▸ Written task: Search the listing below for the string "document" and show each line that contains it.

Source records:

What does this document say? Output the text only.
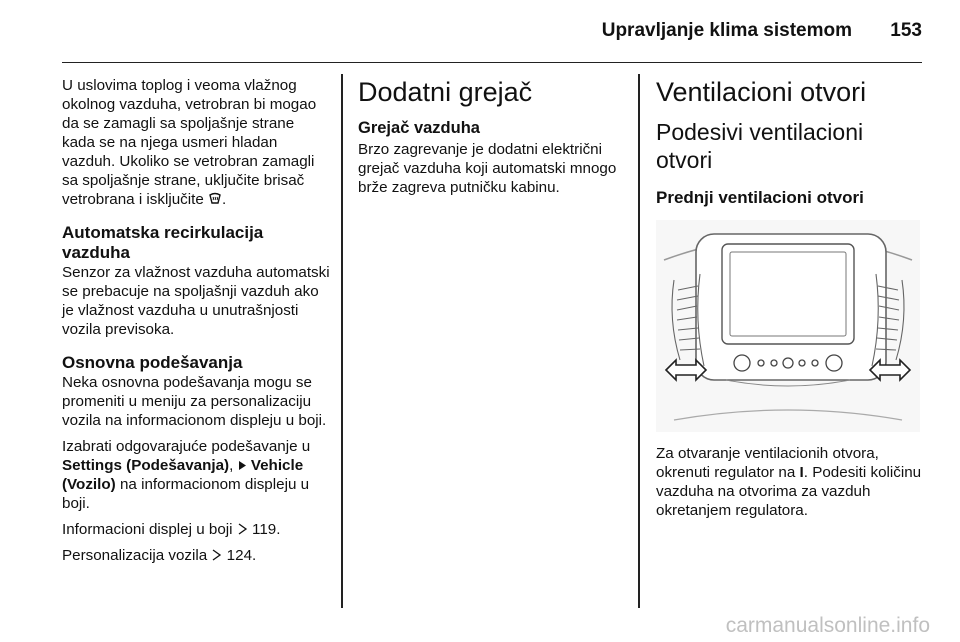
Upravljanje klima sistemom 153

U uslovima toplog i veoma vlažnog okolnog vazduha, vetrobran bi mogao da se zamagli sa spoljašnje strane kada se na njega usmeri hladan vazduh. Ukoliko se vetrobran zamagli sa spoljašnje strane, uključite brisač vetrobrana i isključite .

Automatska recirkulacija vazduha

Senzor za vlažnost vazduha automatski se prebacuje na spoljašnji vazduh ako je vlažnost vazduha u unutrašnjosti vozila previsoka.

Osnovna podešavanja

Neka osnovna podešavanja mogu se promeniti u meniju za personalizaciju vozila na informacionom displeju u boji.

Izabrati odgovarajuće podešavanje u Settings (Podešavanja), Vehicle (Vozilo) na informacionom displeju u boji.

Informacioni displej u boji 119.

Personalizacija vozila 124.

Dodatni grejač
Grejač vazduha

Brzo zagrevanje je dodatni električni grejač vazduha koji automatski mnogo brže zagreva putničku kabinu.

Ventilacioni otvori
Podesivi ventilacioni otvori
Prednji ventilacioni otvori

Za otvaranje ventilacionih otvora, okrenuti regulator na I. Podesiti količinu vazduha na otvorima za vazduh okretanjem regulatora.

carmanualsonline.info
--
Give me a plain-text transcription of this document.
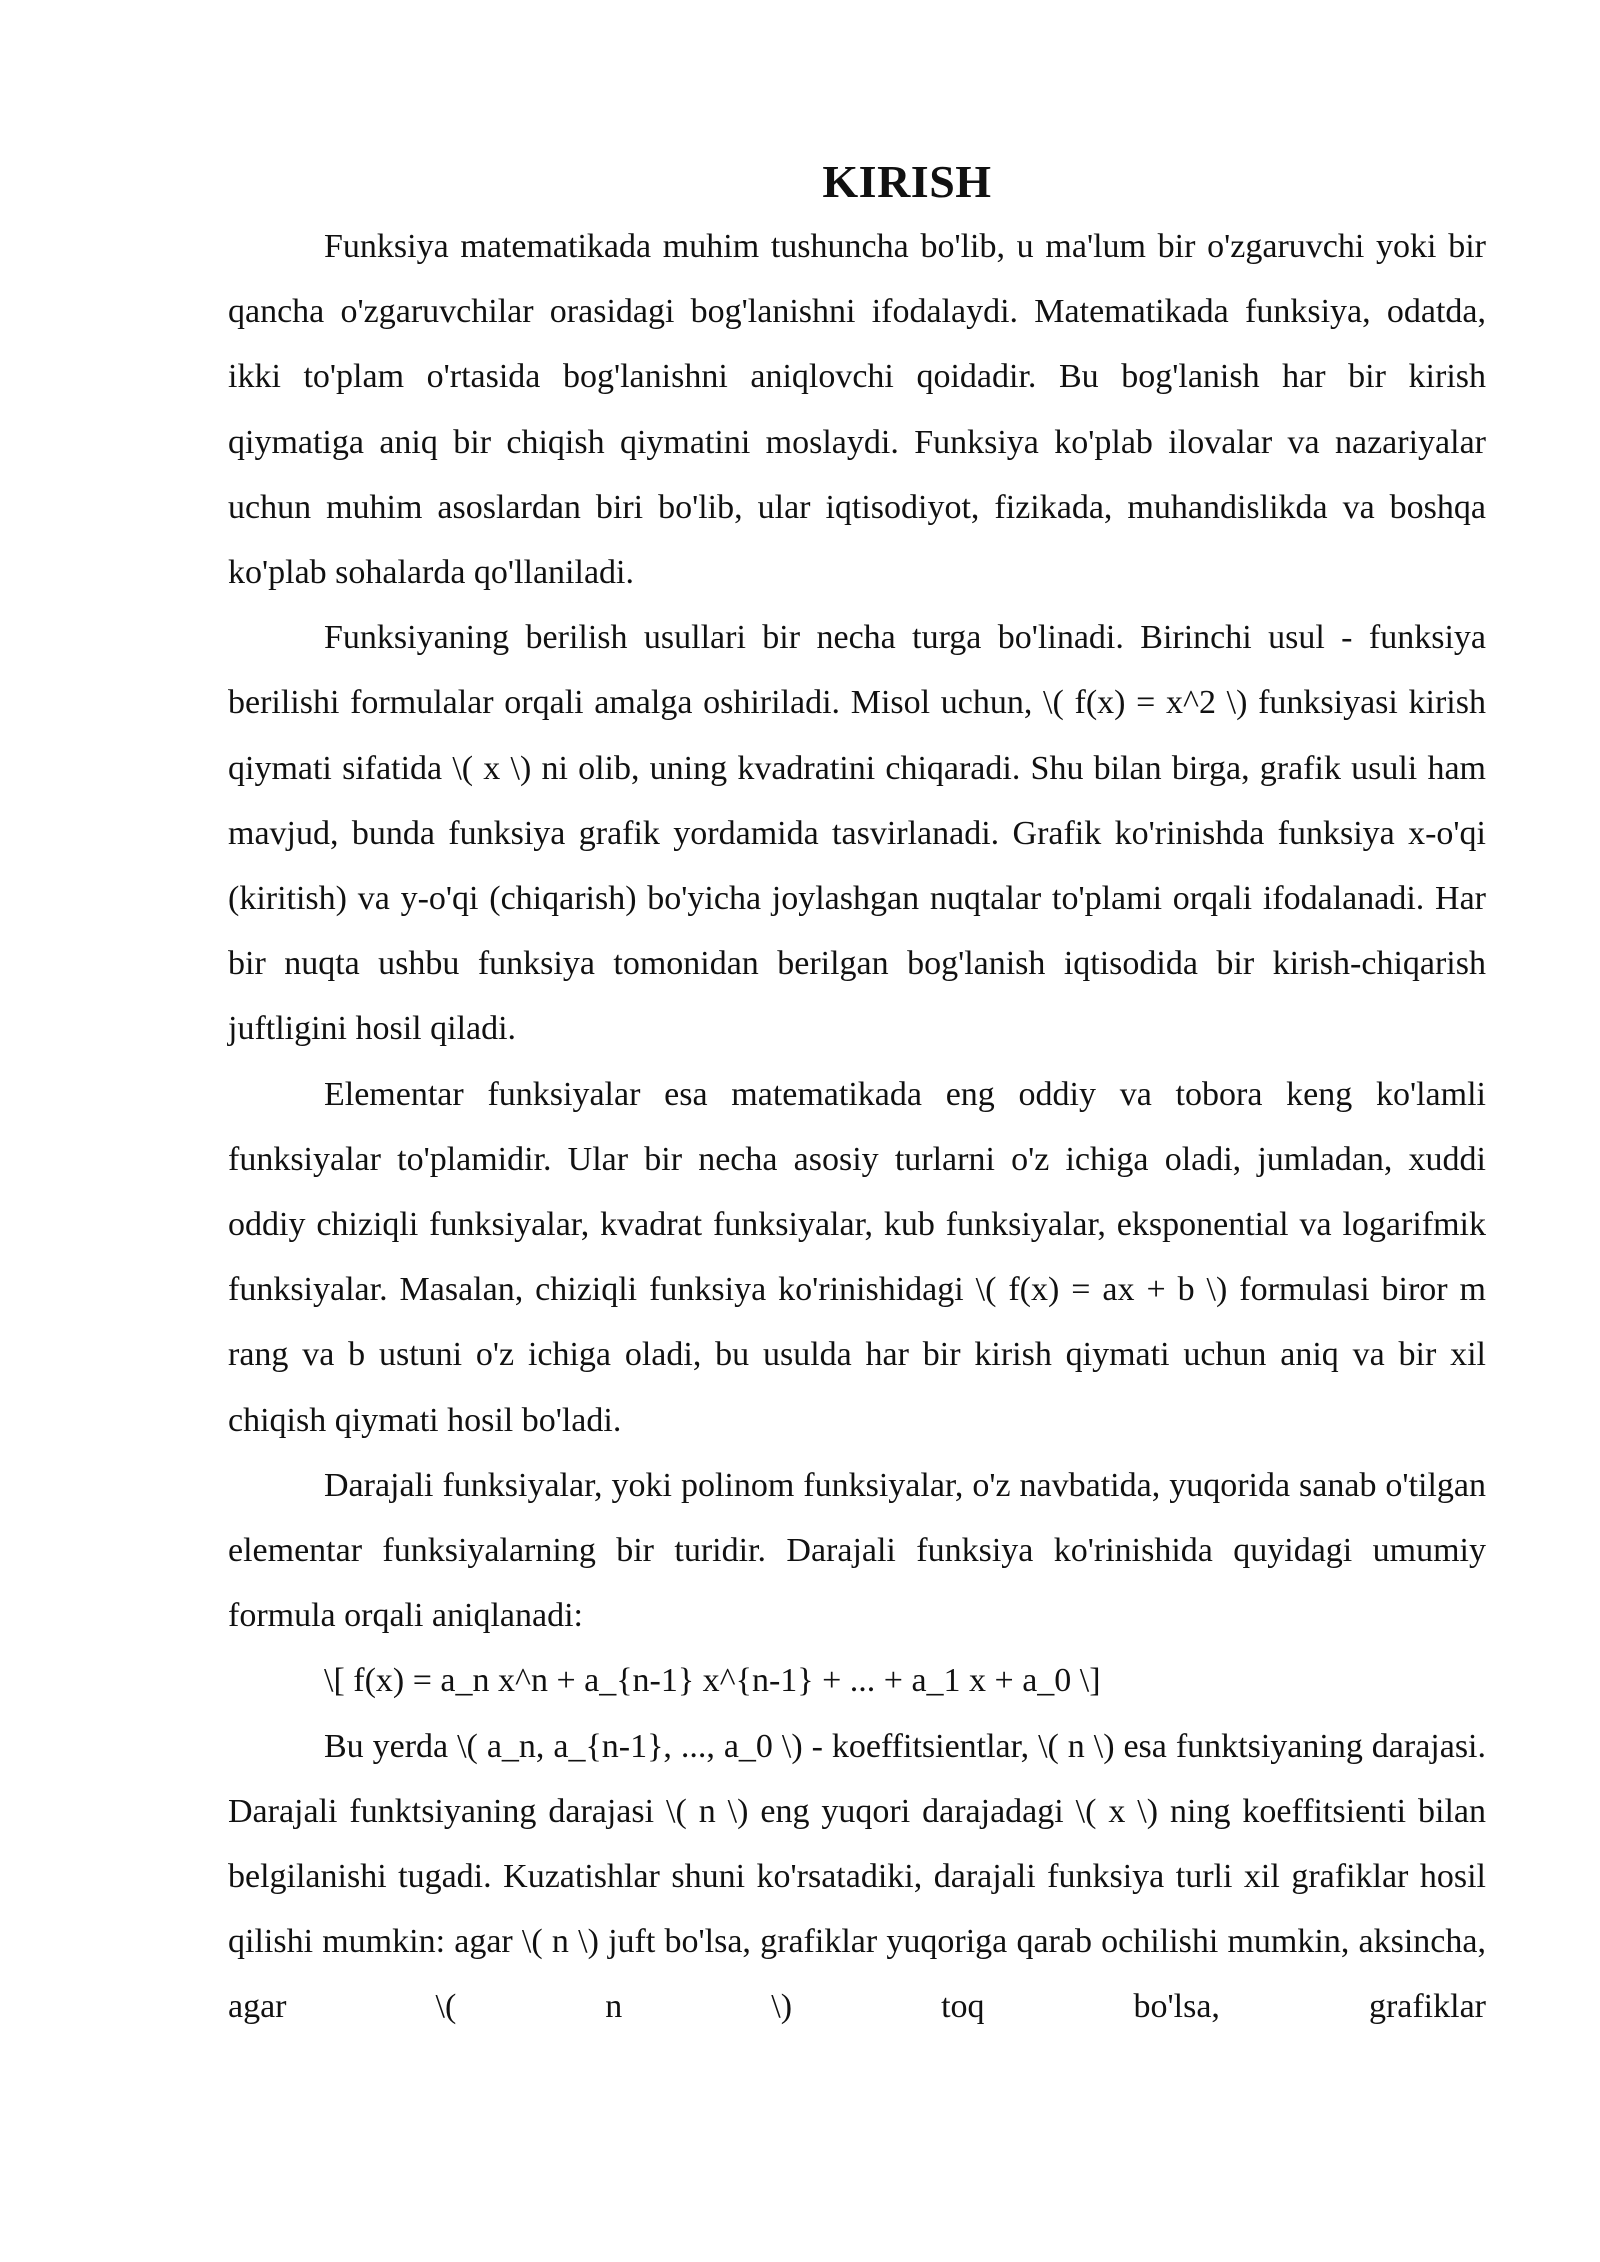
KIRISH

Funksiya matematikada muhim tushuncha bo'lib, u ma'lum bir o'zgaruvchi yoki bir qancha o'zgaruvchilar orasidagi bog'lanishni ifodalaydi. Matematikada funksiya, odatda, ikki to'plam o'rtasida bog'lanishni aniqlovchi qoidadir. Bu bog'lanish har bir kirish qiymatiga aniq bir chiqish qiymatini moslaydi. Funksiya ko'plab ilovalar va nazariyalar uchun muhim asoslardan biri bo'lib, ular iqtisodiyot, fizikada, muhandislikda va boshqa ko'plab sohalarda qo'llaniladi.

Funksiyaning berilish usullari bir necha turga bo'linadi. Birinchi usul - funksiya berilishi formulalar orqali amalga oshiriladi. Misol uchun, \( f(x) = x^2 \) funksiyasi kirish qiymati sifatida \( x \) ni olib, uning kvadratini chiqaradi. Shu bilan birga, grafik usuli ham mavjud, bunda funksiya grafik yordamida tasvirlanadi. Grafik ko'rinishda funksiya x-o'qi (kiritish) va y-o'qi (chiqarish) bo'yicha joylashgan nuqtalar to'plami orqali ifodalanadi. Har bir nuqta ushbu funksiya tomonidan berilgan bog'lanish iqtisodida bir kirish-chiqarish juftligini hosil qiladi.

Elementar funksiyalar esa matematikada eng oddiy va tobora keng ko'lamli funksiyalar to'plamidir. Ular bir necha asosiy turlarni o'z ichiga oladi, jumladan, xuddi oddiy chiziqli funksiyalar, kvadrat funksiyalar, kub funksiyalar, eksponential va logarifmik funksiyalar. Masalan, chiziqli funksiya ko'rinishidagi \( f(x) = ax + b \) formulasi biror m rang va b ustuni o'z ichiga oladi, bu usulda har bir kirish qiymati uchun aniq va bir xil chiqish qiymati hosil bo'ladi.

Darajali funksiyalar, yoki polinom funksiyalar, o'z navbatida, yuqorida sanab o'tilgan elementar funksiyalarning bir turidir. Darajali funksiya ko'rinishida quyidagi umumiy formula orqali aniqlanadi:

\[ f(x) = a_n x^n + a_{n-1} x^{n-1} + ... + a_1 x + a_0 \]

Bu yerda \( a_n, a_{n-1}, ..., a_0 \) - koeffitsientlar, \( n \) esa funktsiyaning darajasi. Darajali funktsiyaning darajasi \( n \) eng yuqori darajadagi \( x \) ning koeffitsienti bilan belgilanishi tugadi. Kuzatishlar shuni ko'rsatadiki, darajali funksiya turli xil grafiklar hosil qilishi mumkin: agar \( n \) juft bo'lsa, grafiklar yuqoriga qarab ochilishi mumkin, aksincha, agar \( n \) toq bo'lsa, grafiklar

▸ Solution to the exercise:
What does this document say? Output the text only.
Give me a plain-text transcription of this document.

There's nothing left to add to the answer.